— Begin —
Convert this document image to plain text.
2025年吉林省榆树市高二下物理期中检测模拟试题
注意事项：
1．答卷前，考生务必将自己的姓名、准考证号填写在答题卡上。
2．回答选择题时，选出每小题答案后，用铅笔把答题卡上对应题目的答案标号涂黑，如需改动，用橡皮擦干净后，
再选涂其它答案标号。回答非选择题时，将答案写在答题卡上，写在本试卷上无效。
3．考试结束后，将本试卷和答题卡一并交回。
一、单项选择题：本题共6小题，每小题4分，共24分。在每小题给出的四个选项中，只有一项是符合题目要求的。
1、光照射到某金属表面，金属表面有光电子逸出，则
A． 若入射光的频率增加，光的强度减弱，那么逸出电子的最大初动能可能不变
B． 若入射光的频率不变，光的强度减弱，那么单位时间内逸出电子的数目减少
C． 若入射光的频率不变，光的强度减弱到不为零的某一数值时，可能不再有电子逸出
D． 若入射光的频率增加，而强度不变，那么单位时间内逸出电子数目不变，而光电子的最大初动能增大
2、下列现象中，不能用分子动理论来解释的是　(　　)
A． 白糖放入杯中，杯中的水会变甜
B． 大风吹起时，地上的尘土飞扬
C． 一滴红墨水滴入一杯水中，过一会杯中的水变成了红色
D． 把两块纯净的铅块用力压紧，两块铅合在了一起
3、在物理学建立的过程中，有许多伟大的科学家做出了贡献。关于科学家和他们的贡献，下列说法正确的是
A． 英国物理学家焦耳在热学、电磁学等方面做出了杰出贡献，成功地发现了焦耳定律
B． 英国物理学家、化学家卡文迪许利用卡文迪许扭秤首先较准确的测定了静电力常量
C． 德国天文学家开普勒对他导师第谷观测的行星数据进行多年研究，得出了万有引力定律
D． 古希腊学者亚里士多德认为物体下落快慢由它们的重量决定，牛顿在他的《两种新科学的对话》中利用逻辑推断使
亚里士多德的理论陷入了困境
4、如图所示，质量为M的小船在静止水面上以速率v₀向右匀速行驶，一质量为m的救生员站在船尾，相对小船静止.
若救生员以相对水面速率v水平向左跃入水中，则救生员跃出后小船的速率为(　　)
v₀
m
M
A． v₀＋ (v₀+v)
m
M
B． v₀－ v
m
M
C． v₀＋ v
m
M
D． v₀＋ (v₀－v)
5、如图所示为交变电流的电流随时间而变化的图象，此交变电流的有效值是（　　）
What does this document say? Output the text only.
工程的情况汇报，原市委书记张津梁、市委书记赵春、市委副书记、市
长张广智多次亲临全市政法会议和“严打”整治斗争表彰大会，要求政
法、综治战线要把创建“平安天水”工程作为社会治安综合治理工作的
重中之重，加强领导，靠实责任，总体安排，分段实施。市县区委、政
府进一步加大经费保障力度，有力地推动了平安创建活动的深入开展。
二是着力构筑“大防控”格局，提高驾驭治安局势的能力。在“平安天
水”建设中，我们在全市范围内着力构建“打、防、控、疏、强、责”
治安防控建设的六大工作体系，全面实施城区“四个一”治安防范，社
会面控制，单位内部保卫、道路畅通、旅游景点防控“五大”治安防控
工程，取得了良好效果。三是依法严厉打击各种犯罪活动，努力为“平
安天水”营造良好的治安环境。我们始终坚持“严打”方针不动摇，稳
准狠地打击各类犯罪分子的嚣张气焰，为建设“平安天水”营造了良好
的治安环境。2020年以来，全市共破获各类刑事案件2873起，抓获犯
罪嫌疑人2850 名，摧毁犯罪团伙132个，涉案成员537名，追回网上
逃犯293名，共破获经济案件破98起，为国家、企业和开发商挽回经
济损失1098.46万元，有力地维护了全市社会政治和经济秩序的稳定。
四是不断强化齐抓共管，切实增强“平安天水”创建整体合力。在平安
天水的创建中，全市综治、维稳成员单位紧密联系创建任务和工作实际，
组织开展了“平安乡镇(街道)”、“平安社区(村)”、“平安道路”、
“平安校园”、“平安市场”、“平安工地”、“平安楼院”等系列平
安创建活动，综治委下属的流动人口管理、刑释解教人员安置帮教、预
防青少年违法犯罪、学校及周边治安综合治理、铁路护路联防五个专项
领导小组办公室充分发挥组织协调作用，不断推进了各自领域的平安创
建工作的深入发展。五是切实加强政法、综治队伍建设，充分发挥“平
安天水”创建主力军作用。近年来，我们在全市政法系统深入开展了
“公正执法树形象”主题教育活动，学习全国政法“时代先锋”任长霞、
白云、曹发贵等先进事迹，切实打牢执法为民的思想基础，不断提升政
— End —
TASK DETAILS: Output the listing above word for word.

EXPECTED OUTPUT:
Convert this document image to plain text.
2025年吉林省榆树市高二下物理期中检测模拟试题
注意事项：
1．答卷前，考生务必将自己的姓名、准考证号填写在答题卡上。
2．回答选择题时，选出每小题答案后，用铅笔把答题卡上对应题目的答案标号涂黑，如需改动，用橡皮擦干净后，
再选涂其它答案标号。回答非选择题时，将答案写在答题卡上，写在本试卷上无效。
3．考试结束后，将本试卷和答题卡一并交回。
一、单项选择题：本题共6小题，每小题4分，共24分。在每小题给出的四个选项中，只有一项是符合题目要求的。
1、光照射到某金属表面，金属表面有光电子逸出，则
A． 若入射光的频率增加，光的强度减弱，那么逸出电子的最大初动能可能不变
B． 若入射光的频率不变，光的强度减弱，那么单位时间内逸出电子的数目减少
C． 若入射光的频率不变，光的强度减弱到不为零的某一数值时，可能不再有电子逸出
D． 若入射光的频率增加，而强度不变，那么单位时间内逸出电子数目不变，而光电子的最大初动能增大
2、下列现象中，不能用分子动理论来解释的是　(　　)
A． 白糖放入杯中，杯中的水会变甜
B． 大风吹起时，地上的尘土飞扬
C． 一滴红墨水滴入一杯水中，过一会杯中的水变成了红色
D． 把两块纯净的铅块用力压紧，两块铅合在了一起
3、在物理学建立的过程中，有许多伟大的科学家做出了贡献。关于科学家和他们的贡献，下列说法正确的是
A． 英国物理学家焦耳在热学、电磁学等方面做出了杰出贡献，成功地发现了焦耳定律
B． 英国物理学家、化学家卡文迪许利用卡文迪许扭秤首先较准确的测定了静电力常量
C． 德国天文学家开普勒对他导师第谷观测的行星数据进行多年研究，得出了万有引力定律
D． 古希腊学者亚里士多德认为物体下落快慢由它们的重量决定，牛顿在他的《两种新科学的对话》中利用逻辑推断使
亚里士多德的理论陷入了困境
4、如图所示，质量为M的小船在静止水面上以速率v₀向右匀速行驶，一质量为m的救生员站在船尾，相对小船静止.
若救生员以相对水面速率v水平向左跃入水中，则救生员跃出后小船的速率为(　　)
v₀
m
M
A． v₀＋ (v₀+v)
m
M
B． v₀－ v
m
M
C． v₀＋ v
m
M
D． v₀＋ (v₀－v)
5、如图所示为交变电流的电流随时间而变化的图象，此交变电流的有效值是（　　）
What does this document say? Output the text only.
工程的情况汇报，原市委书记张津梁、市委书记赵春、市委副书记、市
长张广智多次亲临全市政法会议和“严打”整治斗争表彰大会，要求政
法、综治战线要把创建“平安天水”工程作为社会治安综合治理工作的
重中之重，加强领导，靠实责任，总体安排，分段实施。市县区委、政
府进一步加大经费保障力度，有力地推动了平安创建活动的深入开展。
二是着力构筑“大防控”格局，提高驾驭治安局势的能力。在“平安天
水”建设中，我们在全市范围内着力构建“打、防、控、疏、强、责”
治安防控建设的六大工作体系，全面实施城区“四个一”治安防范，社
会面控制，单位内部保卫、道路畅通、旅游景点防控“五大”治安防控
工程，取得了良好效果。三是依法严厉打击各种犯罪活动，努力为“平
安天水”营造良好的治安环境。我们始终坚持“严打”方针不动摇，稳
准狠地打击各类犯罪分子的嚣张气焰，为建设“平安天水”营造了良好
的治安环境。2020年以来，全市共破获各类刑事案件2873起，抓获犯
罪嫌疑人2850 名，摧毁犯罪团伙132个，涉案成员537名，追回网上
逃犯293名，共破获经济案件破98起，为国家、企业和开发商挽回经
济损失1098.46万元，有力地维护了全市社会政治和经济秩序的稳定。
四是不断强化齐抓共管，切实增强“平安天水”创建整体合力。在平安
天水的创建中，全市综治、维稳成员单位紧密联系创建任务和工作实际，
组织开展了“平安乡镇(街道)”、“平安社区(村)”、“平安道路”、
“平安校园”、“平安市场”、“平安工地”、“平安楼院”等系列平
安创建活动，综治委下属的流动人口管理、刑释解教人员安置帮教、预
防青少年违法犯罪、学校及周边治安综合治理、铁路护路联防五个专项
领导小组办公室充分发挥组织协调作用，不断推进了各自领域的平安创
建工作的深入发展。五是切实加强政法、综治队伍建设，充分发挥“平
安天水”创建主力军作用。近年来，我们在全市政法系统深入开展了
“公正执法树形象”主题教育活动，学习全国政法“时代先锋”任长霞、
白云、曹发贵等先进事迹，切实打牢执法为民的思想基础，不断提升政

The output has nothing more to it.